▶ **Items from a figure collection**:
* * *

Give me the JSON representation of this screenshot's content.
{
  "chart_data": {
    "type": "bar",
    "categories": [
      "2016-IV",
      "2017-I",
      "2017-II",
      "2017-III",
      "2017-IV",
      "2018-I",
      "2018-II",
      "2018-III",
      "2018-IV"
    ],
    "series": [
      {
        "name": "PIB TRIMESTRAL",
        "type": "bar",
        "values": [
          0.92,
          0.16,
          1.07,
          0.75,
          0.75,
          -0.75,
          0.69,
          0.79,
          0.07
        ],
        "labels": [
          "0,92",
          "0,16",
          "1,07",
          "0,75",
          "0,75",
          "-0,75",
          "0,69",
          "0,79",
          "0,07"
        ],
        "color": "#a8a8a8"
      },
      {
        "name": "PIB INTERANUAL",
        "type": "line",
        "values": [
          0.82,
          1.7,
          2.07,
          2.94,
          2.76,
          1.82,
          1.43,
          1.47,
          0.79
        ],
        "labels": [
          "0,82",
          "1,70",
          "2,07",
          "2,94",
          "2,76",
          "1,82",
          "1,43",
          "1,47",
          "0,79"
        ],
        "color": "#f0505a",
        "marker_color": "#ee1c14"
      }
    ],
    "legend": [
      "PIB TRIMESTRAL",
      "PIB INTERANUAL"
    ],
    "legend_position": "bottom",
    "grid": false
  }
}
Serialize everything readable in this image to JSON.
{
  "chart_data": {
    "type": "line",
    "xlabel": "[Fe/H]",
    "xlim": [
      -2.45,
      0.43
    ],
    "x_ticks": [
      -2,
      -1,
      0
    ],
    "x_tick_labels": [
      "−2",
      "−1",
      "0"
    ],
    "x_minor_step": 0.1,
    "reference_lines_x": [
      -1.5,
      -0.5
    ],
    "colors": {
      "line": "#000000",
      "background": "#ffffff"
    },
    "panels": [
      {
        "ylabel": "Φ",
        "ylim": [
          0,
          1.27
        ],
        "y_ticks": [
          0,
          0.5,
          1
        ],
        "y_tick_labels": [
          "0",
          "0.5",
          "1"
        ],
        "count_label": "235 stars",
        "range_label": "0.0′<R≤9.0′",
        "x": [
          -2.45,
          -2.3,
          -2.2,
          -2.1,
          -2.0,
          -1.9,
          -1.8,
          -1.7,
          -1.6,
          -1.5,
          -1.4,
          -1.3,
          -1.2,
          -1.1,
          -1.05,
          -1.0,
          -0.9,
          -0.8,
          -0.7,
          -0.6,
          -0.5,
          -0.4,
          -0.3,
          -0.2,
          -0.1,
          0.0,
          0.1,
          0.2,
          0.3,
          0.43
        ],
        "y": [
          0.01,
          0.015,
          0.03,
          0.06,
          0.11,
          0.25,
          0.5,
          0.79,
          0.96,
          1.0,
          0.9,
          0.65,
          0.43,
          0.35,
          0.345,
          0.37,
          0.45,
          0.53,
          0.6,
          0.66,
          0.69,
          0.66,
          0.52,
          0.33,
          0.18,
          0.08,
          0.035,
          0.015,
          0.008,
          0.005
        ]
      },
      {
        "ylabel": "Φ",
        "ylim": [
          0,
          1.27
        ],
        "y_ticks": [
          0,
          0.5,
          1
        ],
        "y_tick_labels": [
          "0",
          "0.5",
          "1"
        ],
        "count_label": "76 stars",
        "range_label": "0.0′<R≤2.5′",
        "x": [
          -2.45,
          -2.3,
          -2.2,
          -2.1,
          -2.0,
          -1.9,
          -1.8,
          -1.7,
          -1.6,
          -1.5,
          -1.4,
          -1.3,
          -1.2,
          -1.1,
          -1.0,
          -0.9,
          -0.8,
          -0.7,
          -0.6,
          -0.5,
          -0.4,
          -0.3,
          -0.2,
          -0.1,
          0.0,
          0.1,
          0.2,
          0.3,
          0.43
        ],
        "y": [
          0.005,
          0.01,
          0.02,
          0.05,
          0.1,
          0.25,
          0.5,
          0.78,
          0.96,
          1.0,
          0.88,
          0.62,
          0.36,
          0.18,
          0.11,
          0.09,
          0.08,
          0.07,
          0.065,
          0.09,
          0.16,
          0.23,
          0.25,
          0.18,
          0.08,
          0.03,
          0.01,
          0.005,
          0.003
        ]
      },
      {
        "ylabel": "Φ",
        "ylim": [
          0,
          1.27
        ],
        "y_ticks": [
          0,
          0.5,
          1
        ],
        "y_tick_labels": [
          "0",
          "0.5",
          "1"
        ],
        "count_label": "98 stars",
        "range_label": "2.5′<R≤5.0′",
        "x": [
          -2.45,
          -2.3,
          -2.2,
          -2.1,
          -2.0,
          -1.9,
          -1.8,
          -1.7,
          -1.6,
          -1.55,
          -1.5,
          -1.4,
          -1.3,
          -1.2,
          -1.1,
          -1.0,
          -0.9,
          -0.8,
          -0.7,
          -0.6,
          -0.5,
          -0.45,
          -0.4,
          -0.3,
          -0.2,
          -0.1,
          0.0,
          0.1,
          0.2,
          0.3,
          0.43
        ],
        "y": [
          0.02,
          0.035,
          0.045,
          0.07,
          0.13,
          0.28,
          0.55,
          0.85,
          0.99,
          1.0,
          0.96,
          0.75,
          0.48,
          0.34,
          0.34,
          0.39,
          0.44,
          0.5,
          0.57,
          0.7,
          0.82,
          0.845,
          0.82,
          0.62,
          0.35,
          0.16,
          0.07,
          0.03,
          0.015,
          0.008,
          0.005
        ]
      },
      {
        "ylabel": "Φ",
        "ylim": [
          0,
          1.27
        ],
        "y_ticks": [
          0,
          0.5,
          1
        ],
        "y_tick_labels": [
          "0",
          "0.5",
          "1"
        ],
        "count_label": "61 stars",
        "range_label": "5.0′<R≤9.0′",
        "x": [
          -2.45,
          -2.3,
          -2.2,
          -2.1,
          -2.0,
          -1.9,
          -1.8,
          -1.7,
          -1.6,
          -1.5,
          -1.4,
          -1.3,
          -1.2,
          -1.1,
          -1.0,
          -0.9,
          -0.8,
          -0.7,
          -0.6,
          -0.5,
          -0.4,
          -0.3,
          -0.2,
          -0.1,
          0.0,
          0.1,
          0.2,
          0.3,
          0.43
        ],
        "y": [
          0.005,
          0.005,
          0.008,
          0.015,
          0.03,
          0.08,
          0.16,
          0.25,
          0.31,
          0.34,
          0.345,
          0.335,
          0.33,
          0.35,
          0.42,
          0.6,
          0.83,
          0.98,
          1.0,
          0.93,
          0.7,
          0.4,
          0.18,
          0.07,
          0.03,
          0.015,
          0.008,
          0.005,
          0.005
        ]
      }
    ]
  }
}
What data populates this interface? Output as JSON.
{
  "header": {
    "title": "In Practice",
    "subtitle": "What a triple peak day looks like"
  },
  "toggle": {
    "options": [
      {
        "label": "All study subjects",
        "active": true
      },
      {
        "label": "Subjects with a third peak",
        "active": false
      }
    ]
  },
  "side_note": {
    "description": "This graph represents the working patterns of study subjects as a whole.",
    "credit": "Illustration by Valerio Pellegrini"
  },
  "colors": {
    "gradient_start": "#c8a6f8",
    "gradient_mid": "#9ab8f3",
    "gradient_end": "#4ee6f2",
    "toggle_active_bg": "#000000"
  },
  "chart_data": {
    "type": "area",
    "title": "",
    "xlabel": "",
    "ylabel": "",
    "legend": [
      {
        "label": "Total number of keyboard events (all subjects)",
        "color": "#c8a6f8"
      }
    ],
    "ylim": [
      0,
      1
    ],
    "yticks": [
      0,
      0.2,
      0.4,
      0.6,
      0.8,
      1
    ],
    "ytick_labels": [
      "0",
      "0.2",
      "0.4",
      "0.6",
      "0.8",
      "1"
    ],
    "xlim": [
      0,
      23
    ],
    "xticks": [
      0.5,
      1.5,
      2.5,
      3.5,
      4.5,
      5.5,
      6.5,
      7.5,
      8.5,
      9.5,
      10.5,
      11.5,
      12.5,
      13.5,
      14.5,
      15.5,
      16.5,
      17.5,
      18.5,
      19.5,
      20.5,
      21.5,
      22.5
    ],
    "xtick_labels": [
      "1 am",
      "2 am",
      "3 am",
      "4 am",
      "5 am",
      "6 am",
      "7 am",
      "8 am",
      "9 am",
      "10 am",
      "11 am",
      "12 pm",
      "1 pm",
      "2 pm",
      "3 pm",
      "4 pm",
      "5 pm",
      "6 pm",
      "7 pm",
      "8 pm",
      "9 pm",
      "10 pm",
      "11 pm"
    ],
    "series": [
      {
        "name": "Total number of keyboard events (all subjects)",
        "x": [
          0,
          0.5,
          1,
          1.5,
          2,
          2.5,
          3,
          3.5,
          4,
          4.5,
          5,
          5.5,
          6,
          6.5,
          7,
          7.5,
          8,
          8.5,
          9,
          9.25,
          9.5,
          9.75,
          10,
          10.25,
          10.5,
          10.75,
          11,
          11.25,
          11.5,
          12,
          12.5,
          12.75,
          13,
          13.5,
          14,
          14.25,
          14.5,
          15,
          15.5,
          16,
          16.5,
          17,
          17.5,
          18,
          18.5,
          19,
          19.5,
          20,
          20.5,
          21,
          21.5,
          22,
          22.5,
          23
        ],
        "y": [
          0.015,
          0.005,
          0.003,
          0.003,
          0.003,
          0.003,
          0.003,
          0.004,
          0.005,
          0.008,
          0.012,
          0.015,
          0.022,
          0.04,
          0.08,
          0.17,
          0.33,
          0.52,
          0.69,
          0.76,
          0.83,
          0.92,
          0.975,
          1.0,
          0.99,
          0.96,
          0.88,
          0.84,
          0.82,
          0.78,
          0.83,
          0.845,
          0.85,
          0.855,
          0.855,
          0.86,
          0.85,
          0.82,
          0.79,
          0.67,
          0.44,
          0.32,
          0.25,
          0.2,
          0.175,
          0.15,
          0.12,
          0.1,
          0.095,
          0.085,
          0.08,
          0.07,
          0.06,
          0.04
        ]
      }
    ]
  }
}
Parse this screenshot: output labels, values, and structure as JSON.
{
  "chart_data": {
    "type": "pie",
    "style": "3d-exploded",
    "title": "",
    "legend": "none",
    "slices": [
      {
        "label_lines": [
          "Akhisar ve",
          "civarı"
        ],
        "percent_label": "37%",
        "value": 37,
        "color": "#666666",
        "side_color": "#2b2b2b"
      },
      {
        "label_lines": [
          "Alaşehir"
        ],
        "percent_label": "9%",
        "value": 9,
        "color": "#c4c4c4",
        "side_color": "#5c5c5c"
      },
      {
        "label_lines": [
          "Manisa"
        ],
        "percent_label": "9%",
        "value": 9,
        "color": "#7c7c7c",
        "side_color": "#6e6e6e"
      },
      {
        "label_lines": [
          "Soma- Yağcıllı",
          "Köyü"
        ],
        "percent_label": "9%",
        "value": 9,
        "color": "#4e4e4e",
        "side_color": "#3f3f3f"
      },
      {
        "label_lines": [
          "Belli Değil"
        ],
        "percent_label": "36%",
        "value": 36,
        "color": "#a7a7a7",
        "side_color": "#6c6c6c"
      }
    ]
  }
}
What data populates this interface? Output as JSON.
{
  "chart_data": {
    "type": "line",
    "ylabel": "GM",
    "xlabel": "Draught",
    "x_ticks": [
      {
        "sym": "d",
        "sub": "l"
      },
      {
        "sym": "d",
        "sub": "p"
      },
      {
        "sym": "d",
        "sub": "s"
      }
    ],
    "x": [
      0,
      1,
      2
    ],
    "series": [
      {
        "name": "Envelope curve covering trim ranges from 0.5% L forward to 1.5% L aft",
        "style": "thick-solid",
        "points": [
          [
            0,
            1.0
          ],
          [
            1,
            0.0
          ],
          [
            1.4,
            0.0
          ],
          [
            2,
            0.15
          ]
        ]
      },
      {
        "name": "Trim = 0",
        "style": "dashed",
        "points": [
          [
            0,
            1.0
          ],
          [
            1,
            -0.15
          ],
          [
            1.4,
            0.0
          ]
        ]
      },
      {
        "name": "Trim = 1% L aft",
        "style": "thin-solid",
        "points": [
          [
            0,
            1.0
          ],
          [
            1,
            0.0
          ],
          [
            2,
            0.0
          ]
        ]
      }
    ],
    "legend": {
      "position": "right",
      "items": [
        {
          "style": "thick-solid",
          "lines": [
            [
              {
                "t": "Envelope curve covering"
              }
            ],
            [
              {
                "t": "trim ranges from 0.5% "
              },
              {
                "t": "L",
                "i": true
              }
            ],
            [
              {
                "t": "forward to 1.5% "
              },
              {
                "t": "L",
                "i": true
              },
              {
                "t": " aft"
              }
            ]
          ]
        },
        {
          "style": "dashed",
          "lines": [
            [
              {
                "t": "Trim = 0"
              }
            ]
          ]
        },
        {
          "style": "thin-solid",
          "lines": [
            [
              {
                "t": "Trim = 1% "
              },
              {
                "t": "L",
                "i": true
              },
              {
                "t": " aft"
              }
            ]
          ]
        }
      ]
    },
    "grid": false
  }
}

* * *

▶ **Set problem**: Give only the number of lines in the entries above that hold the string "name".

▶ **Solution to the exercise**: 6